--- Start Data for the task ---

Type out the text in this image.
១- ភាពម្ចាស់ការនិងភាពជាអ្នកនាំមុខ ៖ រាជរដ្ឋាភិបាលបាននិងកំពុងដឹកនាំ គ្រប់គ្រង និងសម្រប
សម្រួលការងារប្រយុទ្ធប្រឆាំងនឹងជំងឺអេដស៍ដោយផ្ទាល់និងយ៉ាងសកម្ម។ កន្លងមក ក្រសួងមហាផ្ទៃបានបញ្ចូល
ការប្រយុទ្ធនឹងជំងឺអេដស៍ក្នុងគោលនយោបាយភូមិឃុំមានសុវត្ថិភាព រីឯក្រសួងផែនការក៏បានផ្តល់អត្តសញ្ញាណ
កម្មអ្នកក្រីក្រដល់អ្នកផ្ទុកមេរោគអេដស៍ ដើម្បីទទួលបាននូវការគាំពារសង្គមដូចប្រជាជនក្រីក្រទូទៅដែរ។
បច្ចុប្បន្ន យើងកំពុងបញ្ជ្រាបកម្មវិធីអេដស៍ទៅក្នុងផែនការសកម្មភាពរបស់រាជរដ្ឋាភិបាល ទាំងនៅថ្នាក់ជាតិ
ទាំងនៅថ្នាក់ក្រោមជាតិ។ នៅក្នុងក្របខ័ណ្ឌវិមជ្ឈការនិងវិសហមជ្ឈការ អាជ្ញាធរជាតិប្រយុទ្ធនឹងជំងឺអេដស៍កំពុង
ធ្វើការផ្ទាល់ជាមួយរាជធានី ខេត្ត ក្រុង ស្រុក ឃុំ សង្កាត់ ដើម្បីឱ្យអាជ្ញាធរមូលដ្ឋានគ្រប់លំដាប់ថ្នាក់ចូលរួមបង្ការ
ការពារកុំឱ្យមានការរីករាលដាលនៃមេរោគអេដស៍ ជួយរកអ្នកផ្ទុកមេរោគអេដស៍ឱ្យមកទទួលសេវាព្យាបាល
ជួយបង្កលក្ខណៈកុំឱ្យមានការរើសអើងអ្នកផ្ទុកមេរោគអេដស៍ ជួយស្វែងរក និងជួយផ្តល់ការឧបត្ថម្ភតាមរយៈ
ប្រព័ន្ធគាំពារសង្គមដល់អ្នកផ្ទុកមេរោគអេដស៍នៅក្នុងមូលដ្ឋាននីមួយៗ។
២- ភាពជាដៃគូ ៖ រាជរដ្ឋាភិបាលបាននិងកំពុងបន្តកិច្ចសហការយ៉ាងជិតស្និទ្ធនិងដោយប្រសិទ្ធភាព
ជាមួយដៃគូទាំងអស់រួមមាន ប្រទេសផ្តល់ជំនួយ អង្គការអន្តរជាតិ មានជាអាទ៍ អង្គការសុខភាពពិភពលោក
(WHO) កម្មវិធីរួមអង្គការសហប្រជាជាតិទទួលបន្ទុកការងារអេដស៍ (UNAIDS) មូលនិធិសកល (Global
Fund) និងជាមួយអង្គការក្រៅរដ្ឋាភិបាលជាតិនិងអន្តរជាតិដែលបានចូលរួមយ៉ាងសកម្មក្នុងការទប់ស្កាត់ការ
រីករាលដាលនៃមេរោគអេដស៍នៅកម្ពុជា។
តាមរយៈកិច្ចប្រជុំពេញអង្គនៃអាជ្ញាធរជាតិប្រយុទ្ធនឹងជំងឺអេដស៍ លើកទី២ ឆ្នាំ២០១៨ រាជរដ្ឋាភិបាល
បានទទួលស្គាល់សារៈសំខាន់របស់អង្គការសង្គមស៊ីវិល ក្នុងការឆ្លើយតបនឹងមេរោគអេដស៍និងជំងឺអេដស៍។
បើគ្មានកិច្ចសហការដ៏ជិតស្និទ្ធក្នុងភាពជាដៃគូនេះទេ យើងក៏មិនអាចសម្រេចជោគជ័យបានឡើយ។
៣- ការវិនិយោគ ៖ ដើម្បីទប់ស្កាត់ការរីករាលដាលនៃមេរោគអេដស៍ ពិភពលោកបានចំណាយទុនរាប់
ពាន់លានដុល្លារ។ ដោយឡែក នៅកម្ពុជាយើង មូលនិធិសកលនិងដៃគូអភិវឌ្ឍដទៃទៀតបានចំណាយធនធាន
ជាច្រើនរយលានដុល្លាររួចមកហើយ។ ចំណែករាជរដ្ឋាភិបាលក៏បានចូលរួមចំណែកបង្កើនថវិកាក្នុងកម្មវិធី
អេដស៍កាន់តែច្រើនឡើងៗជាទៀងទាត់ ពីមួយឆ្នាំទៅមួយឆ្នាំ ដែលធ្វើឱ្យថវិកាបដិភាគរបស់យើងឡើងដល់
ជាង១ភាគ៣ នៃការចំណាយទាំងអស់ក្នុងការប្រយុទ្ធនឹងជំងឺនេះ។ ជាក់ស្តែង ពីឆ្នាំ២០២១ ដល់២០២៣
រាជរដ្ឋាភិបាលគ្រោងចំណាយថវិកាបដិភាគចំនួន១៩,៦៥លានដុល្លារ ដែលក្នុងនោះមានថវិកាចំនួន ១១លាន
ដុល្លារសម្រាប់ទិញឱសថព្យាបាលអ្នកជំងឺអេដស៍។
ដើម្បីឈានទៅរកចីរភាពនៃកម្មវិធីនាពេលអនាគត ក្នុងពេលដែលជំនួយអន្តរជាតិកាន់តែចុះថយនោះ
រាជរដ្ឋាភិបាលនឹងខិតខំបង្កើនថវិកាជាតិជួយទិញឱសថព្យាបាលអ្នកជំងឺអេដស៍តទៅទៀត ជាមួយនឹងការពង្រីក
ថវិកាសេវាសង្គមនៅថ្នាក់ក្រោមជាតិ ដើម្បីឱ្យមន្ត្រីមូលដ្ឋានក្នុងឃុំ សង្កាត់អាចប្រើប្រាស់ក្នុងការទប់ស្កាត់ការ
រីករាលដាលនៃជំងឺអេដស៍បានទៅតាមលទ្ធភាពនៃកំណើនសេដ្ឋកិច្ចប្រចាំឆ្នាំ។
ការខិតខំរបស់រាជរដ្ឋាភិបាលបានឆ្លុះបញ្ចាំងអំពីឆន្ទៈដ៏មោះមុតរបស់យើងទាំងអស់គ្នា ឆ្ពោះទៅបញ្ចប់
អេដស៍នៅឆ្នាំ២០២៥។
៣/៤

--- End Data for the task ---

Repeat the data exactly. Leave nothing out.

Type out the text in this image.
១- ភាពម្ចាស់ការនិងភាពជាអ្នកនាំមុខ ៖ រាជរដ្ឋាភិបាលបាននិងកំពុងដឹកនាំ គ្រប់គ្រង និងសម្រប
សម្រួលការងារប្រយុទ្ធប្រឆាំងនឹងជំងឺអេដស៍ដោយផ្ទាល់និងយ៉ាងសកម្ម។ កន្លងមក ក្រសួងមហាផ្ទៃបានបញ្ចូល
ការប្រយុទ្ធនឹងជំងឺអេដស៍ក្នុងគោលនយោបាយភូមិឃុំមានសុវត្ថិភាព រីឯក្រសួងផែនការក៏បានផ្តល់អត្តសញ្ញាណ
កម្មអ្នកក្រីក្រដល់អ្នកផ្ទុកមេរោគអេដស៍ ដើម្បីទទួលបាននូវការគាំពារសង្គមដូចប្រជាជនក្រីក្រទូទៅដែរ។
បច្ចុប្បន្ន យើងកំពុងបញ្ជ្រាបកម្មវិធីអេដស៍ទៅក្នុងផែនការសកម្មភាពរបស់រាជរដ្ឋាភិបាល ទាំងនៅថ្នាក់ជាតិ
ទាំងនៅថ្នាក់ក្រោមជាតិ។ នៅក្នុងក្របខ័ណ្ឌវិមជ្ឈការនិងវិសហមជ្ឈការ អាជ្ញាធរជាតិប្រយុទ្ធនឹងជំងឺអេដស៍កំពុង
ធ្វើការផ្ទាល់ជាមួយរាជធានី ខេត្ត ក្រុង ស្រុក ឃុំ សង្កាត់ ដើម្បីឱ្យអាជ្ញាធរមូលដ្ឋានគ្រប់លំដាប់ថ្នាក់ចូលរួមបង្ការ
ការពារកុំឱ្យមានការរីករាលដាលនៃមេរោគអេដស៍ ជួយរកអ្នកផ្ទុកមេរោគអេដស៍ឱ្យមកទទួលសេវាព្យាបាល
ជួយបង្កលក្ខណៈកុំឱ្យមានការរើសអើងអ្នកផ្ទុកមេរោគអេដស៍ ជួយស្វែងរក និងជួយផ្តល់ការឧបត្ថម្ភតាមរយៈ
ប្រព័ន្ធគាំពារសង្គមដល់អ្នកផ្ទុកមេរោគអេដស៍នៅក្នុងមូលដ្ឋាននីមួយៗ។
២- ភាពជាដៃគូ ៖ រាជរដ្ឋាភិបាលបាននិងកំពុងបន្តកិច្ចសហការយ៉ាងជិតស្និទ្ធនិងដោយប្រសិទ្ធភាព
ជាមួយដៃគូទាំងអស់រួមមាន ប្រទេសផ្តល់ជំនួយ អង្គការអន្តរជាតិ មានជាអាទ៍ អង្គការសុខភាពពិភពលោក
(WHO) កម្មវិធីរួមអង្គការសហប្រជាជាតិទទួលបន្ទុកការងារអេដស៍ (UNAIDS) មូលនិធិសកល (Global
Fund) និងជាមួយអង្គការក្រៅរដ្ឋាភិបាលជាតិនិងអន្តរជាតិដែលបានចូលរួមយ៉ាងសកម្មក្នុងការទប់ស្កាត់ការ
រីករាលដាលនៃមេរោគអេដស៍នៅកម្ពុជា។
តាមរយៈកិច្ចប្រជុំពេញអង្គនៃអាជ្ញាធរជាតិប្រយុទ្ធនឹងជំងឺអេដស៍ លើកទី២ ឆ្នាំ២០១៨ រាជរដ្ឋាភិបាល
បានទទួលស្គាល់សារៈសំខាន់របស់អង្គការសង្គមស៊ីវិល ក្នុងការឆ្លើយតបនឹងមេរោគអេដស៍និងជំងឺអេដស៍។
បើគ្មានកិច្ចសហការដ៏ជិតស្និទ្ធក្នុងភាពជាដៃគូនេះទេ យើងក៏មិនអាចសម្រេចជោគជ័យបានឡើយ។
៣- ការវិនិយោគ ៖ ដើម្បីទប់ស្កាត់ការរីករាលដាលនៃមេរោគអេដស៍ ពិភពលោកបានចំណាយទុនរាប់
ពាន់លានដុល្លារ។ ដោយឡែក នៅកម្ពុជាយើង មូលនិធិសកលនិងដៃគូអភិវឌ្ឍដទៃទៀតបានចំណាយធនធាន
ជាច្រើនរយលានដុល្លាររួចមកហើយ។ ចំណែករាជរដ្ឋាភិបាលក៏បានចូលរួមចំណែកបង្កើនថវិកាក្នុងកម្មវិធី
អេដស៍កាន់តែច្រើនឡើងៗជាទៀងទាត់ ពីមួយឆ្នាំទៅមួយឆ្នាំ ដែលធ្វើឱ្យថវិកាបដិភាគរបស់យើងឡើងដល់
ជាង១ភាគ៣ នៃការចំណាយទាំងអស់ក្នុងការប្រយុទ្ធនឹងជំងឺនេះ។ ជាក់ស្តែង ពីឆ្នាំ២០២១ ដល់២០២៣
រាជរដ្ឋាភិបាលគ្រោងចំណាយថវិកាបដិភាគចំនួន១៩,៦៥លានដុល្លារ ដែលក្នុងនោះមានថវិកាចំនួន ១១លាន
ដុល្លារសម្រាប់ទិញឱសថព្យាបាលអ្នកជំងឺអេដស៍។
ដើម្បីឈានទៅរកចីរភាពនៃកម្មវិធីនាពេលអនាគត ក្នុងពេលដែលជំនួយអន្តរជាតិកាន់តែចុះថយនោះ
រាជរដ្ឋាភិបាលនឹងខិតខំបង្កើនថវិកាជាតិជួយទិញឱសថព្យាបាលអ្នកជំងឺអេដស៍តទៅទៀត ជាមួយនឹងការពង្រីក
ថវិកាសេវាសង្គមនៅថ្នាក់ក្រោមជាតិ ដើម្បីឱ្យមន្ត្រីមូលដ្ឋានក្នុងឃុំ សង្កាត់អាចប្រើប្រាស់ក្នុងការទប់ស្កាត់ការ
រីករាលដាលនៃជំងឺអេដស៍បានទៅតាមលទ្ធភាពនៃកំណើនសេដ្ឋកិច្ចប្រចាំឆ្នាំ។
ការខិតខំរបស់រាជរដ្ឋាភិបាលបានឆ្លុះបញ្ចាំងអំពីឆន្ទៈដ៏មោះមុតរបស់យើងទាំងអស់គ្នា ឆ្ពោះទៅបញ្ចប់
អេដស៍នៅឆ្នាំ២០២៥។
៣/៤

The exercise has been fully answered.